**TASK STATEMENT:** Identify all lines of the data containing the string "SYSTEMATIC" and copy them.

[Dataset rows]
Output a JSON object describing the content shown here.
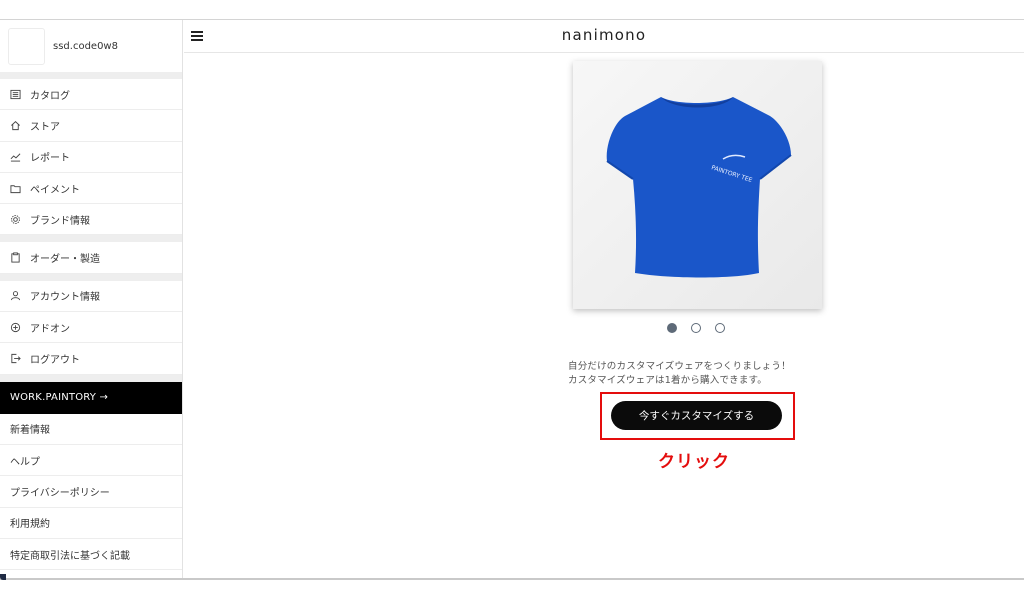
{
  "user": {
    "name": "ssd.code0w8"
  },
  "sidebar": {
    "group1": [
      {
        "label": "カタログ",
        "icon": "catalog-icon"
      },
      {
        "label": "ストア",
        "icon": "home-icon"
      },
      {
        "label": "レポート",
        "icon": "chart-icon"
      },
      {
        "label": "ペイメント",
        "icon": "folder-icon"
      },
      {
        "label": "ブランド情報",
        "icon": "gear-icon"
      }
    ],
    "group2": [
      {
        "label": "オーダー・製造",
        "icon": "clipboard-icon"
      }
    ],
    "group3": [
      {
        "label": "アカウント情報",
        "icon": "user-icon"
      },
      {
        "label": "アドオン",
        "icon": "plus-circle-icon"
      },
      {
        "label": "ログアウト",
        "icon": "logout-icon"
      }
    ],
    "work_banner": "WORK.PAINTORY →",
    "links": [
      "新着情報",
      "ヘルプ",
      "プライバシーポリシー",
      "利用規約",
      "特定商取引法に基づく記載"
    ]
  },
  "header": {
    "logo": "nanimono"
  },
  "product": {
    "shirt_color": "#1a56c9",
    "print_text": "PAINTORY TEE"
  },
  "carousel": {
    "count": 3,
    "active_index": 1
  },
  "description": {
    "line1": "自分だけのカスタマイズウェアをつくりましょう！",
    "line2": "カスタマイズウェアは1着から購入できます。"
  },
  "cta": {
    "label": "今すぐカスタマイズする"
  },
  "annotation": {
    "text": "クリック",
    "color": "#e40d0d"
  }
}
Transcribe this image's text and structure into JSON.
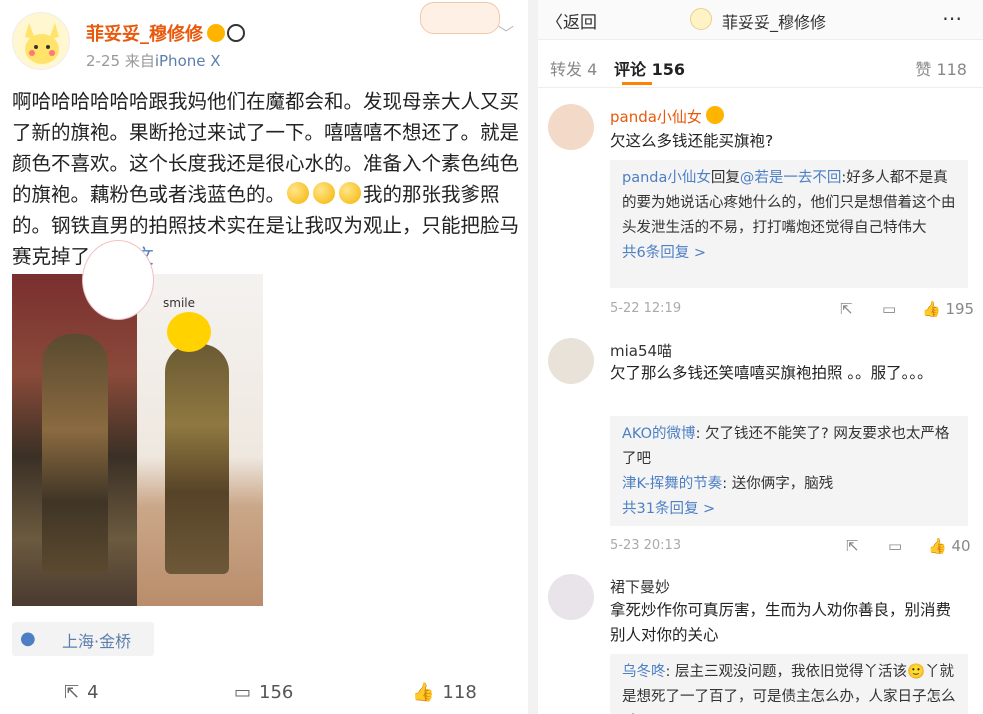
{
  "post": {
    "author": "菲妥妥_穆修修",
    "date": "2-25",
    "from_prefix": "来自",
    "device": "iPhone X",
    "text": "啊哈哈哈哈哈哈跟我妈他们在魔都会和。发现母亲大人又买了新的旗袍。果断抢过来试了一下。嘻嘻嘻不想还了。就是颜色不喜欢。这个长度我还是很心水的。准备入个素色纯色的旗袍。藕粉色或者浅蓝色的。",
    "text2": "我的那张我爹照的。钢铁直男的拍照技术实在是让我叹为观止，只能把脸马赛克掉了 ...",
    "more": "全文",
    "photo_sticker": "smile",
    "location": "上海·金桥",
    "actions": {
      "repost": "4",
      "comment": "156",
      "like": "118"
    }
  },
  "detail": {
    "back": "返回",
    "title": "菲妥妥_穆修修",
    "more_icon": "⋯",
    "tabs": {
      "repost": "转发 4",
      "comment": "评论 156",
      "like": "赞 118"
    },
    "comments": [
      {
        "name": "panda小仙女",
        "text": "欠这么多钱还能买旗袍?",
        "replies": [
          {
            "user": "panda小仙女",
            "mid": "回复",
            "to": "@若是一去不回",
            "text": ":好多人都不是真的要为她说话心疼她什么的，他们只是想借着这个由头发泄生活的不易，打打嘴炮还觉得自己特伟大"
          }
        ],
        "more_replies": "共6条回复 >",
        "time": "5-22 12:19",
        "likes": "195"
      },
      {
        "name": "mia54喵",
        "text": "欠了那么多钱还笑嘻嘻买旗袍拍照 。。服了。。。",
        "replies": [
          {
            "user": "AKO的微博",
            "text": ": 欠了钱还不能笑了? 网友要求也太严格了吧"
          },
          {
            "user": "津K-挥舞的节奏",
            "text": ": 送你俩字，脑残"
          }
        ],
        "more_replies": "共31条回复 >",
        "time": "5-23 20:13",
        "likes": "40"
      },
      {
        "name": "裙下曼妙",
        "text": "拿死炒作你可真厉害，生而为人劝你善良，别消费别人对你的关心",
        "replies": [
          {
            "user": "乌冬咚",
            "text": ": 层主三观没问题，我依旧觉得丫活该🙂丫就是想死了一了百了，可是债主怎么办，人家日子怎么过"
          }
        ]
      }
    ]
  },
  "colors": {
    "accent": "#ff8200",
    "link": "#4d7fc4",
    "author": "#e8590c"
  }
}
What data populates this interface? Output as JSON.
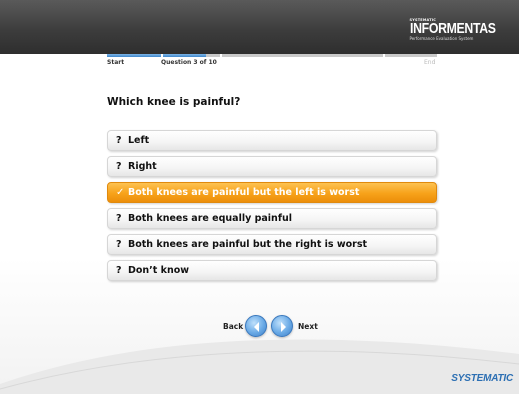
{
  "brand": {
    "small_text": "SYSTEMATIC",
    "name": "INFORMENTAS",
    "tagline": "Performance Evaluation System"
  },
  "progress": {
    "start_label": "Start",
    "current_label": "Question 3 of 10",
    "end_label": "End",
    "fraction_complete": 0.3,
    "fill_color": "#3d86cc"
  },
  "question": {
    "text": "Which knee is painful?"
  },
  "options": [
    {
      "marker": "?",
      "label": "Left",
      "selected": false
    },
    {
      "marker": "?",
      "label": "Right",
      "selected": false
    },
    {
      "marker": "✓",
      "label": "Both knees are painful but the left is worst",
      "selected": true
    },
    {
      "marker": "?",
      "label": "Both knees are equally painful",
      "selected": false
    },
    {
      "marker": "?",
      "label": "Both knees are painful but the right is worst",
      "selected": false
    },
    {
      "marker": "?",
      "label": "Don’t know",
      "selected": false
    }
  ],
  "navigation": {
    "back_label": "Back",
    "next_label": "Next",
    "back_icon": "chevron-left-icon",
    "next_icon": "chevron-right-icon"
  },
  "footer": {
    "logo_text": "SYSTEMATIC"
  },
  "colors": {
    "selected_option": "#f7a21a",
    "nav_button": "#6aaae6",
    "footer_logo": "#2c6fb3"
  }
}
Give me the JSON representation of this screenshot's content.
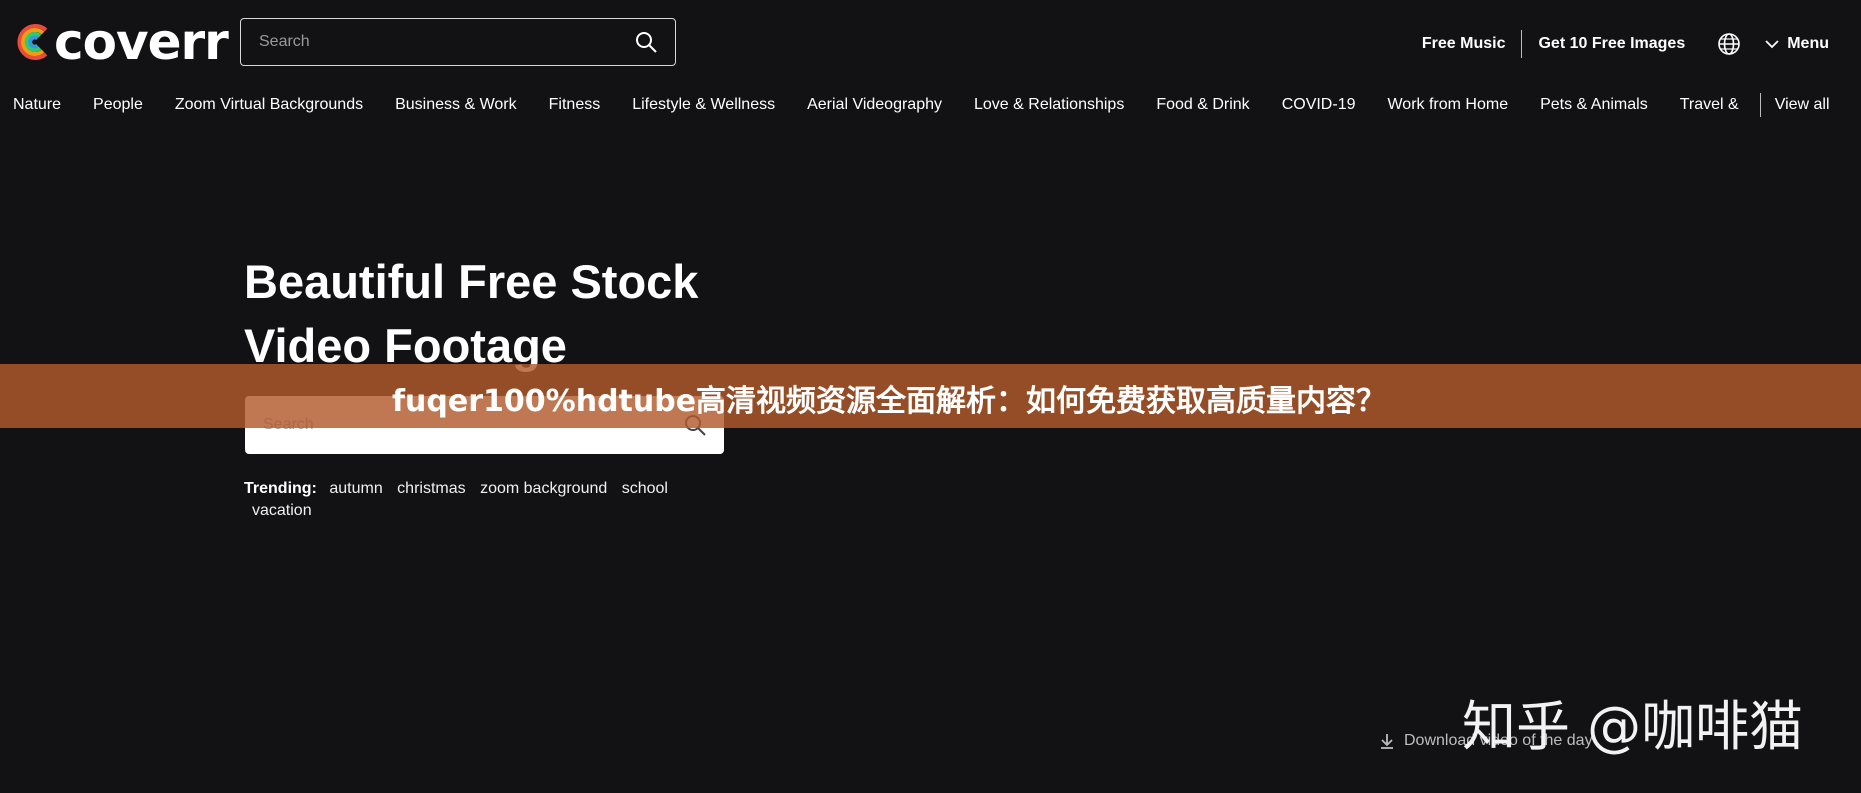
{
  "brand": {
    "logo_text": "coverr"
  },
  "header": {
    "search_placeholder": "Search",
    "links": [
      "Free Music",
      "Get 10 Free Images"
    ],
    "menu_label": "Menu"
  },
  "nav": {
    "items": [
      "Nature",
      "People",
      "Zoom Virtual Backgrounds",
      "Business & Work",
      "Fitness",
      "Lifestyle & Wellness",
      "Aerial Videography",
      "Love & Relationships",
      "Food & Drink",
      "COVID-19",
      "Work from Home",
      "Pets & Animals",
      "Travel &"
    ],
    "view_all": "View all"
  },
  "hero": {
    "title_line1": "Beautiful Free Stock",
    "title_line2": "Video Footage",
    "search_placeholder": "Search",
    "trending_label": "Trending:",
    "trending_tags": [
      "autumn",
      "christmas",
      "zoom background",
      "school",
      "vacation"
    ]
  },
  "overlay": {
    "banner_text": "fuqer100%hdtube高清视频资源全面解析：如何免费获取高质量内容？",
    "watermark": "知乎 @咖啡猫"
  },
  "footer": {
    "download_label": "Download video of the day"
  },
  "colors": {
    "background": "#121214",
    "banner": "#b15a2b",
    "text": "#ffffff"
  }
}
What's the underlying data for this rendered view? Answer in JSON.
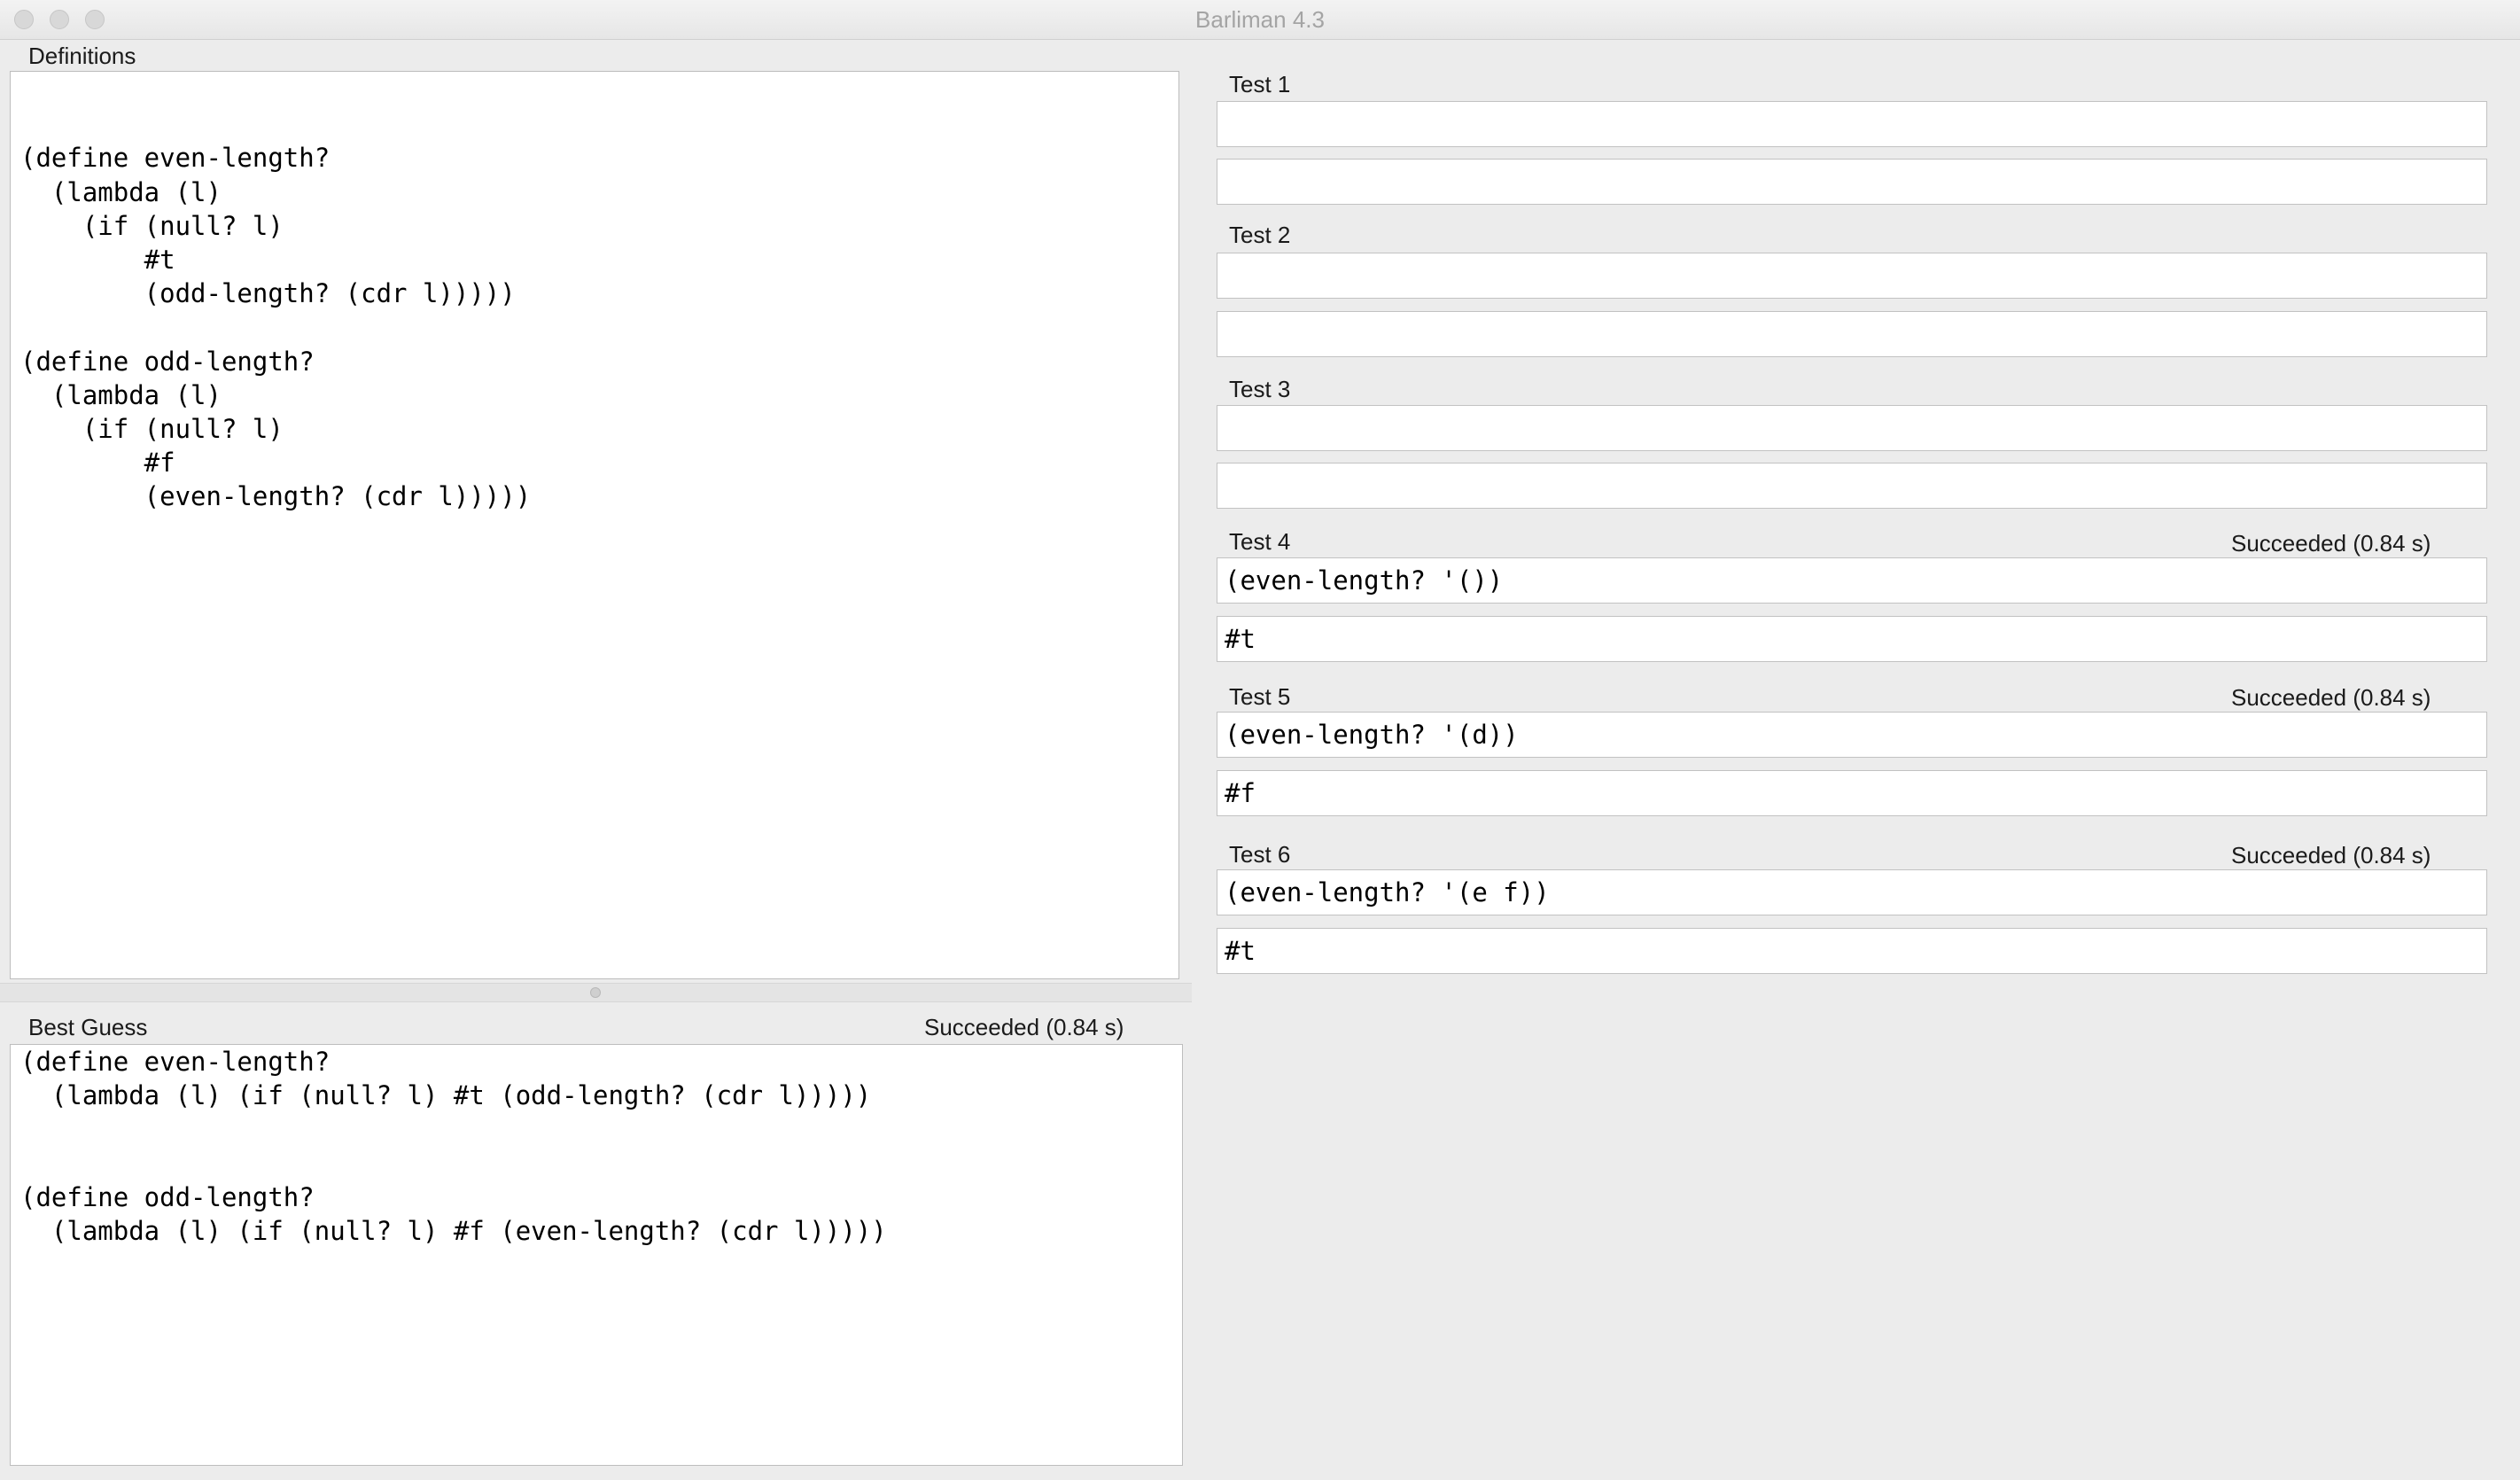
{
  "window": {
    "title": "Barliman 4.3"
  },
  "definitions": {
    "label": "Definitions",
    "code": "\n\n(define even-length?\n  (lambda (l)\n    (if (null? l)\n        #t\n        (odd-length? (cdr l)))))\n\n(define odd-length?\n  (lambda (l)\n    (if (null? l)\n        #f\n        (even-length? (cdr l)))))"
  },
  "best_guess": {
    "label": "Best Guess",
    "status": "Succeeded (0.84 s)",
    "code": "(define even-length?\n  (lambda (l) (if (null? l) #t (odd-length? (cdr l)))))\n\n\n(define odd-length?\n  (lambda (l) (if (null? l) #f (even-length? (cdr l)))))"
  },
  "tests": [
    {
      "label": "Test 1",
      "status": "",
      "input": "",
      "output": ""
    },
    {
      "label": "Test 2",
      "status": "",
      "input": "",
      "output": ""
    },
    {
      "label": "Test 3",
      "status": "",
      "input": "",
      "output": ""
    },
    {
      "label": "Test 4",
      "status": "Succeeded (0.84 s)",
      "input": "(even-length? '())",
      "output": "#t"
    },
    {
      "label": "Test 5",
      "status": "Succeeded (0.84 s)",
      "input": "(even-length? '(d))",
      "output": "#f"
    },
    {
      "label": "Test 6",
      "status": "Succeeded (0.84 s)",
      "input": "(even-length? '(e f))",
      "output": "#t"
    }
  ]
}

**SOLUTION TO THE PROBLEM:**
    "small_text": "SYSTEMATIC",
    "logo_text": "SYSTEMATIC"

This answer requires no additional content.